[Tarea] Reproduce literalmente las líneas de los registros desde la primera hasta la que contiene "occurrence-point: [966, 1269, 973, 1275]", ambas incluidas.

↓

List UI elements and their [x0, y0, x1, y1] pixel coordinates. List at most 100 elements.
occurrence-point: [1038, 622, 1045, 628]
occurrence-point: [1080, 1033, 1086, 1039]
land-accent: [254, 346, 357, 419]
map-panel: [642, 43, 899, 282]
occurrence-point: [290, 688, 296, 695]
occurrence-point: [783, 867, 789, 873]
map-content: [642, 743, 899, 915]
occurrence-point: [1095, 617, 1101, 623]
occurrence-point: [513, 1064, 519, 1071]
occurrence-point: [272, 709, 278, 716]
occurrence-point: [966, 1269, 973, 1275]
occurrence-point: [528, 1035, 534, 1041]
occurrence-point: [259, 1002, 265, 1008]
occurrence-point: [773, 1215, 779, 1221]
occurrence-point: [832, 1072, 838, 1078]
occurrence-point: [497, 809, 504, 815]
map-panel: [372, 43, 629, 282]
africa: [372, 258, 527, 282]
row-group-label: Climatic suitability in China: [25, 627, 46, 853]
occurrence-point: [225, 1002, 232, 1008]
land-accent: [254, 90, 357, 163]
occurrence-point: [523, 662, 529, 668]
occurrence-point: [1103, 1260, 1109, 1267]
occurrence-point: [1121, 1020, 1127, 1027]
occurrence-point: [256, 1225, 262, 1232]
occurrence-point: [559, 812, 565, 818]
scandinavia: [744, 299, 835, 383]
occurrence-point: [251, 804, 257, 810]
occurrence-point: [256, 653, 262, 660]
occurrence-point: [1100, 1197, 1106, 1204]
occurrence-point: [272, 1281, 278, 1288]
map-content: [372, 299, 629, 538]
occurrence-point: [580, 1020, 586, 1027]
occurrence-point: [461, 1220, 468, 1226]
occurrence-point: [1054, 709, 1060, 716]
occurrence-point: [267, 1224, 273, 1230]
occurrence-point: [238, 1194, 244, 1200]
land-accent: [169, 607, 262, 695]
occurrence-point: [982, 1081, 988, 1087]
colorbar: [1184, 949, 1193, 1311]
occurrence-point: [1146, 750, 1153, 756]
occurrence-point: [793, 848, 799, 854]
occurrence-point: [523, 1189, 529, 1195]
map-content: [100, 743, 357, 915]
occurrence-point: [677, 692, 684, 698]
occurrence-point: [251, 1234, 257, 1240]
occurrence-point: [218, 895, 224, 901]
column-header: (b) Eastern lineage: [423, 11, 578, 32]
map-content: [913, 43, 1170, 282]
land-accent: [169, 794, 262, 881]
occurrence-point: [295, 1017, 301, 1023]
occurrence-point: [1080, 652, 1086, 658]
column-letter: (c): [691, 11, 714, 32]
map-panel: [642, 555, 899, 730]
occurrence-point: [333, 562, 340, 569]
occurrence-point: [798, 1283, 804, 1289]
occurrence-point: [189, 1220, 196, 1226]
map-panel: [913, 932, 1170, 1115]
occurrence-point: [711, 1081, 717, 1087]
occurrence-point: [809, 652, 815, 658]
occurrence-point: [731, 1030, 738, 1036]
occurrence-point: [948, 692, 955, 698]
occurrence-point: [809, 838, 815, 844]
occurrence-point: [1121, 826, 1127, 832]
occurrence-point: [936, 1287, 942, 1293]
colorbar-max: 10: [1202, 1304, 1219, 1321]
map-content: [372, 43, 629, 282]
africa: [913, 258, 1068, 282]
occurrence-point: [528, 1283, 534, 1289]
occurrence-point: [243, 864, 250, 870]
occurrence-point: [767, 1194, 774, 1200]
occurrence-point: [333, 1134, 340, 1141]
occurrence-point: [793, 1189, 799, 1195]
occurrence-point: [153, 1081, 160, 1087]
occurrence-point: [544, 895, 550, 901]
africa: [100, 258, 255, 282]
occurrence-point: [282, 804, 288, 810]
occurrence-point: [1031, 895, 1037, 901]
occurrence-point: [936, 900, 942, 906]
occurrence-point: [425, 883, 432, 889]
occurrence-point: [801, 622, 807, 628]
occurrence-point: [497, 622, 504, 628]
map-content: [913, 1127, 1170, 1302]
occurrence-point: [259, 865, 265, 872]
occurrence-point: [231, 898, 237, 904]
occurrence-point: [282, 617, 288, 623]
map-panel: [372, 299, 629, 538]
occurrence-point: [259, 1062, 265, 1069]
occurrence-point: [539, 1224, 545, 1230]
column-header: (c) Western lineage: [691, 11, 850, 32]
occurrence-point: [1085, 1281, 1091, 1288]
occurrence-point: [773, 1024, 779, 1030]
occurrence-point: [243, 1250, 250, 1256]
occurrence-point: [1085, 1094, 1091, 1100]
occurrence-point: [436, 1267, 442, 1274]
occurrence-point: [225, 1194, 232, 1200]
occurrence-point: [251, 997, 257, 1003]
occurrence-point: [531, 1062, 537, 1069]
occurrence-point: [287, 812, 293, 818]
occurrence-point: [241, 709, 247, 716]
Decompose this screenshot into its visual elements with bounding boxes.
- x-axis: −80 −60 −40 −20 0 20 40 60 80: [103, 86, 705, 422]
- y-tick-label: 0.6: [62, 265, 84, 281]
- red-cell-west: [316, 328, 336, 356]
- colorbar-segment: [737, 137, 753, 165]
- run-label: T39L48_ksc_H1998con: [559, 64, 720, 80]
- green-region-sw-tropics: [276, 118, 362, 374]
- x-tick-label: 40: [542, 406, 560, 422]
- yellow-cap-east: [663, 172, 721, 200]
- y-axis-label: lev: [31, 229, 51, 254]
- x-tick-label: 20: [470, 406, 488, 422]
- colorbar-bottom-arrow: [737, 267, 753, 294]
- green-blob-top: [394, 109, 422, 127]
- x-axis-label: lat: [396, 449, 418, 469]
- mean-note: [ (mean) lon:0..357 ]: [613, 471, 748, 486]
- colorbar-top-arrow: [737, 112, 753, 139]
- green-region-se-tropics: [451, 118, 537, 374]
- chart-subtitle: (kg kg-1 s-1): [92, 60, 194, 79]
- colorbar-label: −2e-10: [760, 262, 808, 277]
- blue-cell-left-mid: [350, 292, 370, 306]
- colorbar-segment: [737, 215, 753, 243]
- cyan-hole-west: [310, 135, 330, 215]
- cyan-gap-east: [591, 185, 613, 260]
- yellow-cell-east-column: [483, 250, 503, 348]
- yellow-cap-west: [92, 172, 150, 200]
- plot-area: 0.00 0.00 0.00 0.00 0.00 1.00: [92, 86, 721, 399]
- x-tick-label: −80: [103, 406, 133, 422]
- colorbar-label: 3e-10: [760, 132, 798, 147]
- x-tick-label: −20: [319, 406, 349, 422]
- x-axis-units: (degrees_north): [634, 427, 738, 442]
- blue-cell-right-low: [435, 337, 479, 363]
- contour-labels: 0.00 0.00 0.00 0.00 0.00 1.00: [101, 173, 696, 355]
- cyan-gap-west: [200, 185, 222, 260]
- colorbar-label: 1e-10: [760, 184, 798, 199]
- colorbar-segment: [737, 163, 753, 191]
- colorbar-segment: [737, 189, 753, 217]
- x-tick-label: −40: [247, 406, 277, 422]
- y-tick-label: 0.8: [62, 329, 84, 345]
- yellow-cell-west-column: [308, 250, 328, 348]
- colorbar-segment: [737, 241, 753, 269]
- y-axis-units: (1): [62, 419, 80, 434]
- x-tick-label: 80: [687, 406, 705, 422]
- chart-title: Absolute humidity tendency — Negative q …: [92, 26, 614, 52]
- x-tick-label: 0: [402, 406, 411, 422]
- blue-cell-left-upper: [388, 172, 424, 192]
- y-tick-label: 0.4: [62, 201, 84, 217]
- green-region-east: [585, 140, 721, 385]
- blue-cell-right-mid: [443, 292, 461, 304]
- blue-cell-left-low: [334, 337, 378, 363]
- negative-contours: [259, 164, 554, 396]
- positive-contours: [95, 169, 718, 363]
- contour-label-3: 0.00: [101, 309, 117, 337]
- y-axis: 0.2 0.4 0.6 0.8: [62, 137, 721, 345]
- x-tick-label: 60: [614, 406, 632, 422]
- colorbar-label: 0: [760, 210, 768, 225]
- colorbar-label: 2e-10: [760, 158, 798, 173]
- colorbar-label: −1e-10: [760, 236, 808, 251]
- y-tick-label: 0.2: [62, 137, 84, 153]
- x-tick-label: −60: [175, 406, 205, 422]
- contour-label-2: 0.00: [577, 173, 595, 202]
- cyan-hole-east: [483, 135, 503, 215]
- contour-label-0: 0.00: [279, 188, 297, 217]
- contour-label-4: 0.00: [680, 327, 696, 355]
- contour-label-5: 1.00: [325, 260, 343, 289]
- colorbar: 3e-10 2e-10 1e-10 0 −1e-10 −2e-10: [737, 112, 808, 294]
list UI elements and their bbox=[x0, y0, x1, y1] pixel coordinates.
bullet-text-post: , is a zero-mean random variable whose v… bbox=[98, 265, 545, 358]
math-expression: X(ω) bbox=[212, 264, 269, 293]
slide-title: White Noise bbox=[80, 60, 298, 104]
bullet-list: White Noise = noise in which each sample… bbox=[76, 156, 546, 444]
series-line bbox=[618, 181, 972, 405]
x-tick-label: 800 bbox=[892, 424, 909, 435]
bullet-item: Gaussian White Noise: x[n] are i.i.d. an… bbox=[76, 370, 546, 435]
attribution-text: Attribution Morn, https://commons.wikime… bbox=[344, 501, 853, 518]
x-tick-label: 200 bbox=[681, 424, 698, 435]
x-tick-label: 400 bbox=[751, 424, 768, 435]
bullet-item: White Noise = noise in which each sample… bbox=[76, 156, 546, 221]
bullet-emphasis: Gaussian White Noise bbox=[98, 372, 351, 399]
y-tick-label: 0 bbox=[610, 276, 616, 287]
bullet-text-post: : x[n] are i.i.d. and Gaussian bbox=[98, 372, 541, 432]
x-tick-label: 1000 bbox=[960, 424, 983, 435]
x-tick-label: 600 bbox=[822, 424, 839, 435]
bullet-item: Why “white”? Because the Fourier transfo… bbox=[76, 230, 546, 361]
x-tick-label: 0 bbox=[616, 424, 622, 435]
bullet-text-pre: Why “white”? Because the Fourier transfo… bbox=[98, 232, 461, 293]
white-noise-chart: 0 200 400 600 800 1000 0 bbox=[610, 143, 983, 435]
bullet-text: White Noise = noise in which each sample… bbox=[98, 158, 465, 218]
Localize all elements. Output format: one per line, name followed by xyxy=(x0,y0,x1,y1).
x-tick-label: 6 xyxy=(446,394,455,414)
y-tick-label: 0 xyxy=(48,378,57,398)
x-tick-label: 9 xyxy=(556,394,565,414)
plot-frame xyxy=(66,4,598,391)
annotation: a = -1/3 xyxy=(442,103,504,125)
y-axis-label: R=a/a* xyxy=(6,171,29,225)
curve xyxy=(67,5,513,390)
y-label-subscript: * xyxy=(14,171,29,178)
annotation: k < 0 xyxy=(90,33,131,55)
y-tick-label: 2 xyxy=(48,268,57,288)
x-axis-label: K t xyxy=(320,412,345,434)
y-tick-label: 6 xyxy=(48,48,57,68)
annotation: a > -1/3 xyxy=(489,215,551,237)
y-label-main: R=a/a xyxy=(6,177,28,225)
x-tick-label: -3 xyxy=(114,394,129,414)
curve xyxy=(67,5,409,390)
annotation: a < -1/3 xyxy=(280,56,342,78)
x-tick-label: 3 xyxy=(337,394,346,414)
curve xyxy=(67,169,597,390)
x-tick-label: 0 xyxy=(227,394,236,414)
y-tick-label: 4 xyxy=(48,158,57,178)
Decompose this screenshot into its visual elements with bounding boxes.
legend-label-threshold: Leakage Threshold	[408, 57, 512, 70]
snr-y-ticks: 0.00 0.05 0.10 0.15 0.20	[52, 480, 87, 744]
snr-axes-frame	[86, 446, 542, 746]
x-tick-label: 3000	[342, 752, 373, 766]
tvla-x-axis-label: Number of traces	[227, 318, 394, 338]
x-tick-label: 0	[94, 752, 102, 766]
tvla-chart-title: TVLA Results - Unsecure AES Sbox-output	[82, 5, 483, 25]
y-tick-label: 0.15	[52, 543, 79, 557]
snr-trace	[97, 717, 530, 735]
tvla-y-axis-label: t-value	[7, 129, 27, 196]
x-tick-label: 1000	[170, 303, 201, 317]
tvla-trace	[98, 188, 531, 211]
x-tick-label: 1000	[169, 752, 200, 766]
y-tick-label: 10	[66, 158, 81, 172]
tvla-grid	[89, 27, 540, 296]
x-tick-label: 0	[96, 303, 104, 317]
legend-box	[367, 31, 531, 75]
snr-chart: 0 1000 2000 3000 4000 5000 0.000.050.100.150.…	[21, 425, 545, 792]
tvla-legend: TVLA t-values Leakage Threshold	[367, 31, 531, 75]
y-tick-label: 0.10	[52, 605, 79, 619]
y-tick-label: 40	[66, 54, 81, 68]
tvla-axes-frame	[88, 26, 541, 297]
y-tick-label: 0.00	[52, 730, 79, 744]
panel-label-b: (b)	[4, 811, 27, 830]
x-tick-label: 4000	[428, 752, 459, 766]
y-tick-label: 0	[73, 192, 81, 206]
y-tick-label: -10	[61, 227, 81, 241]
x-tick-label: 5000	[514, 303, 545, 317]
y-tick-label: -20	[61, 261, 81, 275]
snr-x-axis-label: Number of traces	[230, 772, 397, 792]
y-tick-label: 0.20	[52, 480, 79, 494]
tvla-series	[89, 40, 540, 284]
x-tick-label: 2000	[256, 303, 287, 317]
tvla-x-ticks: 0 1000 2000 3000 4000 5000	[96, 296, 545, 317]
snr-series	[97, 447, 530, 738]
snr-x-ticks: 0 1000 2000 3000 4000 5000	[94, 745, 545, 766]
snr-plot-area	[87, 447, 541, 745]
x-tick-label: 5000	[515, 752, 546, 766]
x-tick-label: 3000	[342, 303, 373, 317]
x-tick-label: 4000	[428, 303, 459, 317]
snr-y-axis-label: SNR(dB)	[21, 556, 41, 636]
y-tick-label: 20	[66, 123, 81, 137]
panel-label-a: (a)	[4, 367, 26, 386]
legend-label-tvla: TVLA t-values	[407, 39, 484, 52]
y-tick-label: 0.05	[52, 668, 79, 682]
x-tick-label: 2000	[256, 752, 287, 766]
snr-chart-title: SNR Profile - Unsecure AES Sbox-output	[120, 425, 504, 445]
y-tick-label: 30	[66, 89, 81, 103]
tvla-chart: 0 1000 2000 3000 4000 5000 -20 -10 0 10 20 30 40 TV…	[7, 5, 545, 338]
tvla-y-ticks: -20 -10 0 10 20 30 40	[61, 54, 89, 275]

↑

[Respuesta]
List UI elements and their [x0, y0, x1, y1] pixel coordinates. List at most 100 elements.
occurrence-point: [1038, 622, 1045, 628]
occurrence-point: [1080, 1033, 1086, 1039]
land-accent: [254, 346, 357, 419]
map-panel: [642, 43, 899, 282]
occurrence-point: [290, 688, 296, 695]
occurrence-point: [783, 867, 789, 873]
map-content: [642, 743, 899, 915]
occurrence-point: [1095, 617, 1101, 623]
occurrence-point: [513, 1064, 519, 1071]
occurrence-point: [272, 709, 278, 716]
occurrence-point: [966, 1269, 973, 1275]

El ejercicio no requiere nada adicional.